--- AIM OF THE TASK ---
Reproduce all of the data that follows, character for character.

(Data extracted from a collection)
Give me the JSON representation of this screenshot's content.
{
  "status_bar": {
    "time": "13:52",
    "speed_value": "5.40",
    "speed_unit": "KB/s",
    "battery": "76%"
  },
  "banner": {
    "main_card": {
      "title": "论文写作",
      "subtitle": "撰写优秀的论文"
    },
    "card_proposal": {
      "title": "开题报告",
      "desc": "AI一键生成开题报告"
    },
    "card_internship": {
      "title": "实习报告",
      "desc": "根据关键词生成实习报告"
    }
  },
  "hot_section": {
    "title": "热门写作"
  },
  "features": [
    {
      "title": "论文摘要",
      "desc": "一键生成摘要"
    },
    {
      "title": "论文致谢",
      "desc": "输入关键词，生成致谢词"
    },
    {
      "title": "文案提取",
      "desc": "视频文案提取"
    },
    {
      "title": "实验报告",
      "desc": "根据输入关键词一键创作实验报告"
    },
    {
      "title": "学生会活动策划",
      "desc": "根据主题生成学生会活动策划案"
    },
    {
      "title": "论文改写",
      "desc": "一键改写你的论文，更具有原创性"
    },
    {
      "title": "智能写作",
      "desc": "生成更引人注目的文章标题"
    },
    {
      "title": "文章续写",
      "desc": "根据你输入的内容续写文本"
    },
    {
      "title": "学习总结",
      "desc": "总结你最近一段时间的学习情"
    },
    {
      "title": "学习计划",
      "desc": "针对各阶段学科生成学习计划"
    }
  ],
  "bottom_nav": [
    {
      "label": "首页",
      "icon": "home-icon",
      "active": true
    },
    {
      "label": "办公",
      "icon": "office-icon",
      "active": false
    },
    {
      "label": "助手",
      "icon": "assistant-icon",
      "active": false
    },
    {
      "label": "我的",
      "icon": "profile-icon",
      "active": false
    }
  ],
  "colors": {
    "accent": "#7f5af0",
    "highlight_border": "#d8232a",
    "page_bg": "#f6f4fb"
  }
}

--- ANSWER IN FULL ---
Give me the JSON representation of this screenshot's content.
{
  "status_bar": {
    "time": "13:52",
    "speed_value": "5.40",
    "speed_unit": "KB/s",
    "battery": "76%"
  },
  "banner": {
    "main_card": {
      "title": "论文写作",
      "subtitle": "撰写优秀的论文"
    },
    "card_proposal": {
      "title": "开题报告",
      "desc": "AI一键生成开题报告"
    },
    "card_internship": {
      "title": "实习报告",
      "desc": "根据关键词生成实习报告"
    }
  },
  "hot_section": {
    "title": "热门写作"
  },
  "features": [
    {
      "title": "论文摘要",
      "desc": "一键生成摘要"
    },
    {
      "title": "论文致谢",
      "desc": "输入关键词，生成致谢词"
    },
    {
      "title": "文案提取",
      "desc": "视频文案提取"
    },
    {
      "title": "实验报告",
      "desc": "根据输入关键词一键创作实验报告"
    },
    {
      "title": "学生会活动策划",
      "desc": "根据主题生成学生会活动策划案"
    },
    {
      "title": "论文改写",
      "desc": "一键改写你的论文，更具有原创性"
    },
    {
      "title": "智能写作",
      "desc": "生成更引人注目的文章标题"
    },
    {
      "title": "文章续写",
      "desc": "根据你输入的内容续写文本"
    },
    {
      "title": "学习总结",
      "desc": "总结你最近一段时间的学习情"
    },
    {
      "title": "学习计划",
      "desc": "针对各阶段学科生成学习计划"
    }
  ],
  "bottom_nav": [
    {
      "label": "首页",
      "icon": "home-icon",
      "active": true
    },
    {
      "label": "办公",
      "icon": "office-icon",
      "active": false
    },
    {
      "label": "助手",
      "icon": "assistant-icon",
      "active": false
    },
    {
      "label": "我的",
      "icon": "profile-icon",
      "active": false
    }
  ],
  "colors": {
    "accent": "#7f5af0",
    "highlight_border": "#d8232a",
    "page_bg": "#f6f4fb"
  }
}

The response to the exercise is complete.